> [Exercise] Each entry below is to be written out exactly, and the pictures are to be left out.
▼▼▼
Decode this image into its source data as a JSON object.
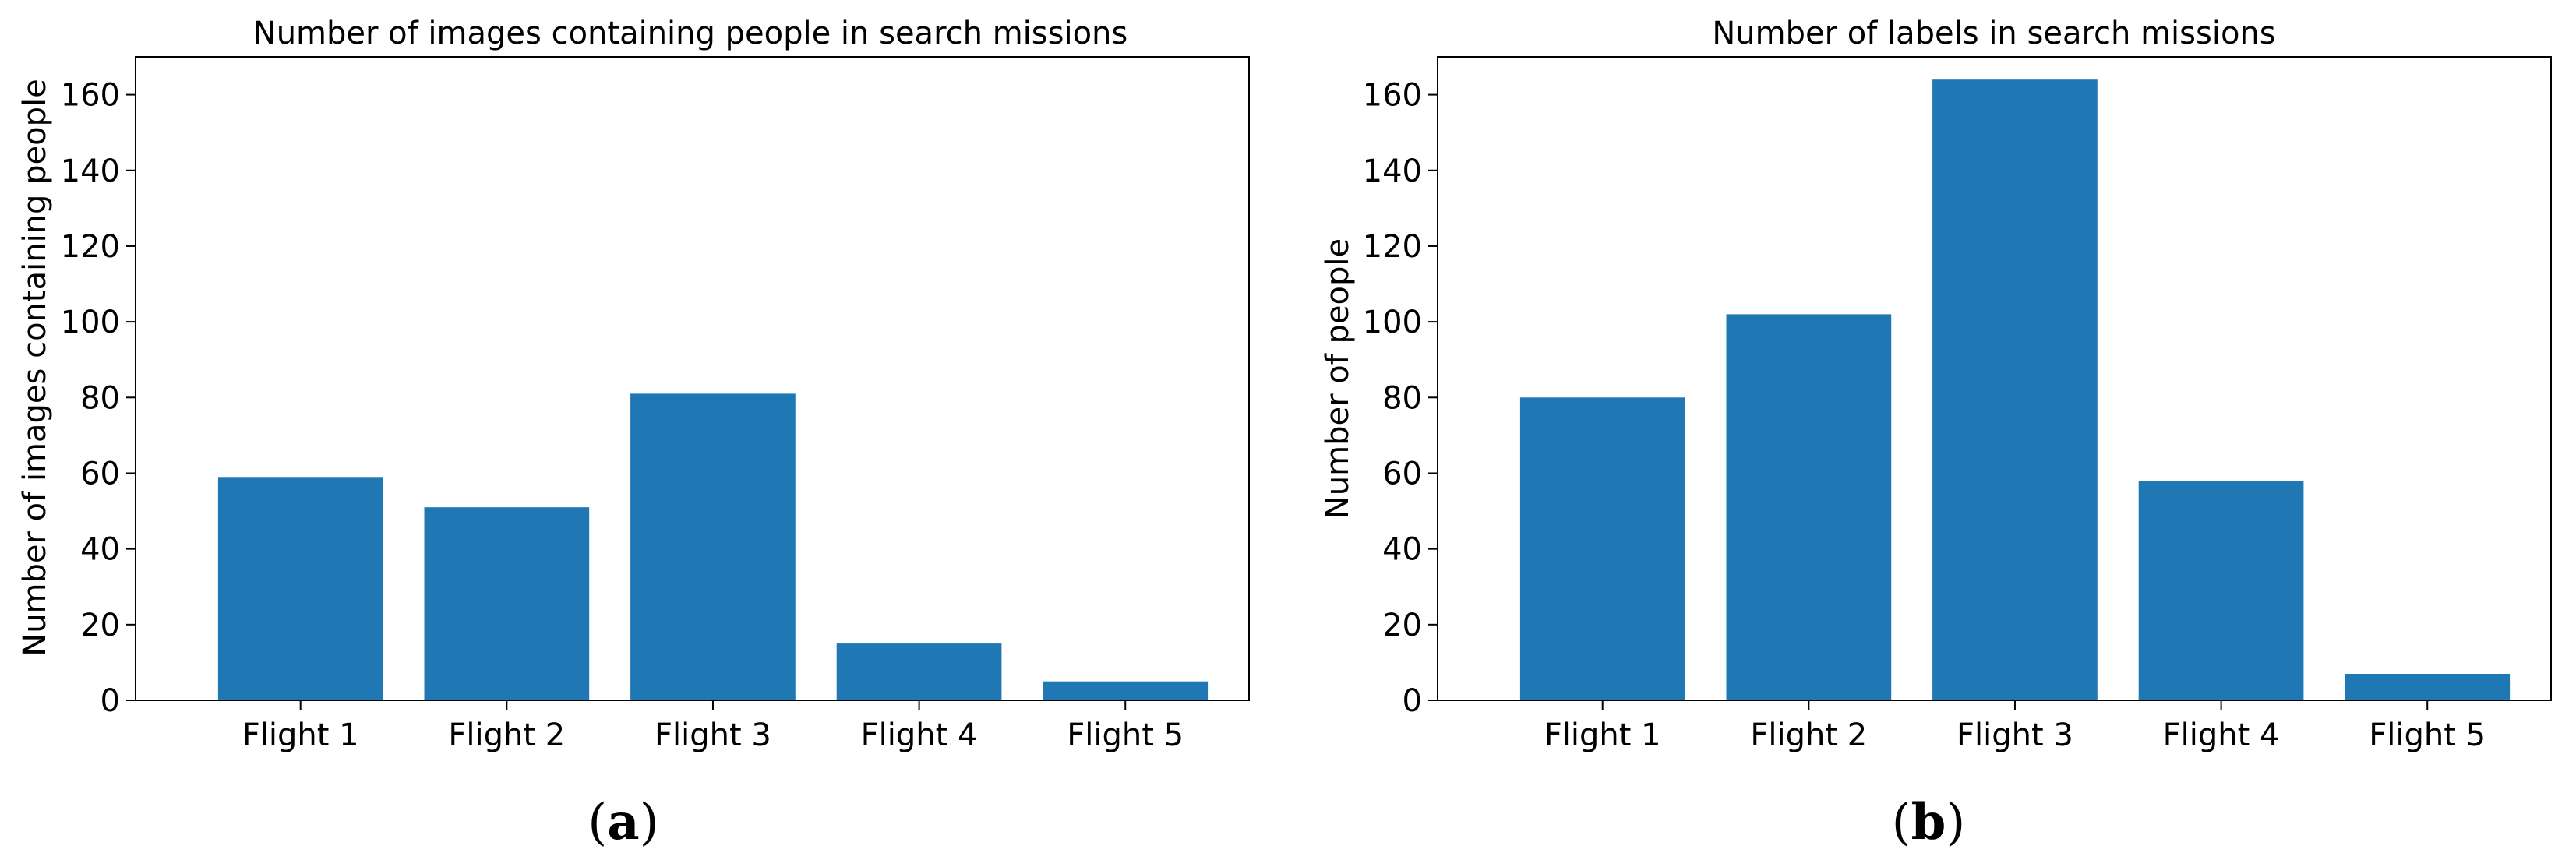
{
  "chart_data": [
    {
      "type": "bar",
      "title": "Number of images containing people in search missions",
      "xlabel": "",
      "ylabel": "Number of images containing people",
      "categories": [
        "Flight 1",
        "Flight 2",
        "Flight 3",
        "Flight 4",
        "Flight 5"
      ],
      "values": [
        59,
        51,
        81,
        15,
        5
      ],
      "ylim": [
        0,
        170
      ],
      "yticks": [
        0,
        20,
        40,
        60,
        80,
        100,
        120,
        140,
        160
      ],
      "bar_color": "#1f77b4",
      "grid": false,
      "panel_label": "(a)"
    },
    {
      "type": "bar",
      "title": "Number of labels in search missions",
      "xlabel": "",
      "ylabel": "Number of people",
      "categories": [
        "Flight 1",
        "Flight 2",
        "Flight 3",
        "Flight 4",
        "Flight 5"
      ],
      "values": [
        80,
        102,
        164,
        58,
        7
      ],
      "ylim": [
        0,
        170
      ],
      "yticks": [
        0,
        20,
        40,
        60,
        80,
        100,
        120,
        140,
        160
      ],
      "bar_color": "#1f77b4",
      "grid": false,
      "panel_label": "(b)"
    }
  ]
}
▲▲▲
> [Result of the exercise]
Decode this image into its source data as a JSON object.
{
  "chart_data": [
    {
      "type": "bar",
      "title": "Number of images containing people in search missions",
      "xlabel": "",
      "ylabel": "Number of images containing people",
      "categories": [
        "Flight 1",
        "Flight 2",
        "Flight 3",
        "Flight 4",
        "Flight 5"
      ],
      "values": [
        59,
        51,
        81,
        15,
        5
      ],
      "ylim": [
        0,
        170
      ],
      "yticks": [
        0,
        20,
        40,
        60,
        80,
        100,
        120,
        140,
        160
      ],
      "bar_color": "#1f77b4",
      "grid": false,
      "panel_label": "(a)"
    },
    {
      "type": "bar",
      "title": "Number of labels in search missions",
      "xlabel": "",
      "ylabel": "Number of people",
      "categories": [
        "Flight 1",
        "Flight 2",
        "Flight 3",
        "Flight 4",
        "Flight 5"
      ],
      "values": [
        80,
        102,
        164,
        58,
        7
      ],
      "ylim": [
        0,
        170
      ],
      "yticks": [
        0,
        20,
        40,
        60,
        80,
        100,
        120,
        140,
        160
      ],
      "bar_color": "#1f77b4",
      "grid": false,
      "panel_label": "(b)"
    }
  ]
}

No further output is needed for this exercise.